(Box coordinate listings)
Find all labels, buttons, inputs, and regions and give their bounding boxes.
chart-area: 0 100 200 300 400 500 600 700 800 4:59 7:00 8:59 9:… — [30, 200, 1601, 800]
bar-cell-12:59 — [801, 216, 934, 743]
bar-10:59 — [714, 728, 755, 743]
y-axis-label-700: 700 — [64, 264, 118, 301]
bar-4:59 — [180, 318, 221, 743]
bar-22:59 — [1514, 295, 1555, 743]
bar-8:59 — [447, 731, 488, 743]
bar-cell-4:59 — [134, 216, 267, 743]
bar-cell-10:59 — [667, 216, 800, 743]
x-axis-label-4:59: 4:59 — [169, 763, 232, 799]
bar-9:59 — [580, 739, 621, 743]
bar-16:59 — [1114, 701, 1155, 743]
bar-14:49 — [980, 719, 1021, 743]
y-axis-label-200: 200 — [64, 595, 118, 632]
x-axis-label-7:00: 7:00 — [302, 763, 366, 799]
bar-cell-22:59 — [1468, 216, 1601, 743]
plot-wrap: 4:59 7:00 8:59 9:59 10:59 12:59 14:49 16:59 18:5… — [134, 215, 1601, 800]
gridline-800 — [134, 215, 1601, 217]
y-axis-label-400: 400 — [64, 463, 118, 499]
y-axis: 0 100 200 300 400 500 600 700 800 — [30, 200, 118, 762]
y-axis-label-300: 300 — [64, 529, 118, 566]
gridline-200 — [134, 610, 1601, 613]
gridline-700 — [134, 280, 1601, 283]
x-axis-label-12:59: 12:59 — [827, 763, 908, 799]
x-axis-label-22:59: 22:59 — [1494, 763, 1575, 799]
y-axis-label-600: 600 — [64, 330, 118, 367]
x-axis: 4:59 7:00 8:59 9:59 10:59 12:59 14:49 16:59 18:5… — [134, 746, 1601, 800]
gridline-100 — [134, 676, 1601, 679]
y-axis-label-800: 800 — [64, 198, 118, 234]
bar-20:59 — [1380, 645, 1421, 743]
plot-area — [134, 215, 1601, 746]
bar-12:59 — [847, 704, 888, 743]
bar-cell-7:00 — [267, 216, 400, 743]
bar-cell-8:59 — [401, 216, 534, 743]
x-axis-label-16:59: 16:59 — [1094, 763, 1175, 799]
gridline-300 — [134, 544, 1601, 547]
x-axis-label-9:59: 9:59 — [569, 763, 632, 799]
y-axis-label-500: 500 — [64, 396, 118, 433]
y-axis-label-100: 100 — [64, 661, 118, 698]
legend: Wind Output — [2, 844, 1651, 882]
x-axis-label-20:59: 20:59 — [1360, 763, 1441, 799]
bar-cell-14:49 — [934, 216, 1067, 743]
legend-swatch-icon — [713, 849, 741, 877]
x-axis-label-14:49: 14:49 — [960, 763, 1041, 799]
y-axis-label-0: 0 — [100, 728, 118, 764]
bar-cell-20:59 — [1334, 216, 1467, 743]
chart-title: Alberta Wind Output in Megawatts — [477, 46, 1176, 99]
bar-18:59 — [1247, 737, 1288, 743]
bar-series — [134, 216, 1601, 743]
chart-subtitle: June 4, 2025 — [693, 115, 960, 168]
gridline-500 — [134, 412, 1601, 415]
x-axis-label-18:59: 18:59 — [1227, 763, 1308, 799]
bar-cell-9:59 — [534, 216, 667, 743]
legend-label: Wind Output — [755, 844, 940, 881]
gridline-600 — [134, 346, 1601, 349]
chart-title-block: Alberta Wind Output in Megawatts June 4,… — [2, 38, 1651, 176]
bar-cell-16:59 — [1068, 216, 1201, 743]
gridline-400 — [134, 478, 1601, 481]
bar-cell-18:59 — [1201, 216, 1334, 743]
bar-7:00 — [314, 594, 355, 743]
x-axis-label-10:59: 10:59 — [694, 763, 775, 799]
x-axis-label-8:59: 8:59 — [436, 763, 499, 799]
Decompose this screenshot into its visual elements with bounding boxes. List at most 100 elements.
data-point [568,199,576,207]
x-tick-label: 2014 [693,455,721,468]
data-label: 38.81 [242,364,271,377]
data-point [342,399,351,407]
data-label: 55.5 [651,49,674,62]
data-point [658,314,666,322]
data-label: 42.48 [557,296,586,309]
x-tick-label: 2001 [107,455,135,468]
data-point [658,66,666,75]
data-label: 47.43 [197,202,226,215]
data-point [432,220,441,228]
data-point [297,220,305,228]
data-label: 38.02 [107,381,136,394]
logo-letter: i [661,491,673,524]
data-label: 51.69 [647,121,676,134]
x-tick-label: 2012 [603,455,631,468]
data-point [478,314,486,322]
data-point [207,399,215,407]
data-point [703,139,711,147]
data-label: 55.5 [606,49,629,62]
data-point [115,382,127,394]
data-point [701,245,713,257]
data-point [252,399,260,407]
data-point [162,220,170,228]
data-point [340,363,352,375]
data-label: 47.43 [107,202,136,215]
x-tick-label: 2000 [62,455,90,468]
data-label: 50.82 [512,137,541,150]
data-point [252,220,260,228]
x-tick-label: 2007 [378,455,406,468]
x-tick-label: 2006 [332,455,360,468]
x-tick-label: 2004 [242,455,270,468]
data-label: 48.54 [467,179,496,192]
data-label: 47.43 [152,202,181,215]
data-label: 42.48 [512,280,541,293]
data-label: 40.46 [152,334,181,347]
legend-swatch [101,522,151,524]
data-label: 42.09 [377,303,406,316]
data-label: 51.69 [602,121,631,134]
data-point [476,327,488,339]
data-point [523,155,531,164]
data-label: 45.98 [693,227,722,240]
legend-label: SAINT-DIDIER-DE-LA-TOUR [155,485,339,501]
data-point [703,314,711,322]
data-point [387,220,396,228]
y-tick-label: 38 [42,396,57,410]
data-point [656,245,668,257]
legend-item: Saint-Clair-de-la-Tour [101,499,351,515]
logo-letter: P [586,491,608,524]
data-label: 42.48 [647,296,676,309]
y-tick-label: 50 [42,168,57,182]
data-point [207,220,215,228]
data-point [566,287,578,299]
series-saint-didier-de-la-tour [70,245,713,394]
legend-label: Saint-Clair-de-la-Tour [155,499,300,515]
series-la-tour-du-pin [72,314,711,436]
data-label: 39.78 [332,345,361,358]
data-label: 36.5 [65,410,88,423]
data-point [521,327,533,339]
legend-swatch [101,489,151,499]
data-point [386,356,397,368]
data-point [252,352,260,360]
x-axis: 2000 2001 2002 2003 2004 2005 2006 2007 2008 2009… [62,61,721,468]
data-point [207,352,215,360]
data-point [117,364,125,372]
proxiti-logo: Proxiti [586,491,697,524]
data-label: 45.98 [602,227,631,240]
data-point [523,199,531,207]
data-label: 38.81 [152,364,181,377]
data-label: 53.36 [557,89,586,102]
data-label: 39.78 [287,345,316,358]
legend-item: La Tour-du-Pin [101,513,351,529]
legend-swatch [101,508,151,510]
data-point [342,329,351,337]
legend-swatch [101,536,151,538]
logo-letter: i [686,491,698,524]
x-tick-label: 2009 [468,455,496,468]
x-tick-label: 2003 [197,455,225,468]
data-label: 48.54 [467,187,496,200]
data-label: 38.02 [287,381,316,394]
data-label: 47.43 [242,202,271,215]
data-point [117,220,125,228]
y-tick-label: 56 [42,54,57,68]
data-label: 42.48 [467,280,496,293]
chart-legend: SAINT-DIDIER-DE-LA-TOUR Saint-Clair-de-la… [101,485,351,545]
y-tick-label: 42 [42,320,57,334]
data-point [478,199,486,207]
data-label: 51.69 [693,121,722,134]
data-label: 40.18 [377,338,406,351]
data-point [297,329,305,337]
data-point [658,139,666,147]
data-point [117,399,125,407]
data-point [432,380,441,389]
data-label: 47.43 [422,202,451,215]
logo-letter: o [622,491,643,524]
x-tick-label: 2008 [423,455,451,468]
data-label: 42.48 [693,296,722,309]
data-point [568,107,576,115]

Written exercise | Can you rewrite the lines from the start of the items up to and including the line with "y-axis-label-500: 500 — [64, 396, 118, 433]" as a numbered list, with blank lines left out?

Written response |
1. Find all labels, buttons, inputs, and regions and give their bounding boxes.
2. chart-area: 0 100 200 300 400 500 600 700 800 4:59 7:00 8:59 9:… — [30, 200, 1601, 800]
3. bar-cell-12:59 — [801, 216, 934, 743]
4. bar-10:59 — [714, 728, 755, 743]
5. y-axis-label-700: 700 — [64, 264, 118, 301]
6. bar-4:59 — [180, 318, 221, 743]
7. bar-22:59 — [1514, 295, 1555, 743]
8. bar-8:59 — [447, 731, 488, 743]
9. bar-cell-4:59 — [134, 216, 267, 743]
10. bar-cell-10:59 — [667, 216, 800, 743]
11. x-axis-label-4:59: 4:59 — [169, 763, 232, 799]
12. bar-9:59 — [580, 739, 621, 743]
13. bar-16:59 — [1114, 701, 1155, 743]
14. bar-14:49 — [980, 719, 1021, 743]
15. y-axis-label-200: 200 — [64, 595, 118, 632]
16. x-axis-label-7:00: 7:00 — [302, 763, 366, 799]
17. bar-cell-22:59 — [1468, 216, 1601, 743]
18. plot-wrap: 4:59 7:00 8:59 9:59 10:59 12:59 14:49 16:59 18:5… — [134, 215, 1601, 800]
19. gridline-800 — [134, 215, 1601, 217]
20. y-axis-label-400: 400 — [64, 463, 118, 499]
21. y-axis: 0 100 200 300 400 500 600 700 800 — [30, 200, 118, 762]
22. y-axis-label-300: 300 — [64, 529, 118, 566]
23. gridline-200 — [134, 610, 1601, 613]
24. gridline-700 — [134, 280, 1601, 283]
25. x-axis-label-12:59: 12:59 — [827, 763, 908, 799]
26. x-axis-label-22:59: 22:59 — [1494, 763, 1575, 799]
27. y-axis-label-600: 600 — [64, 330, 118, 367]
28. x-axis: 4:59 7:00 8:59 9:59 10:59 12:59 14:49 16:59 18:5… — [134, 746, 1601, 800]
29. gridline-100 — [134, 676, 1601, 679]
30. y-axis-label-800: 800 — [64, 198, 118, 234]
31. bar-20:59 — [1380, 645, 1421, 743]
32. plot-area — [134, 215, 1601, 746]
33. bar-12:59 — [847, 704, 888, 743]
34. bar-cell-7:00 — [267, 216, 400, 743]
35. bar-cell-8:59 — [401, 216, 534, 743]
36. x-axis-label-16:59: 16:59 — [1094, 763, 1175, 799]
37. gridline-300 — [134, 544, 1601, 547]
38. x-axis-label-9:59: 9:59 — [569, 763, 632, 799]
39. y-axis-label-500: 500 — [64, 396, 118, 433]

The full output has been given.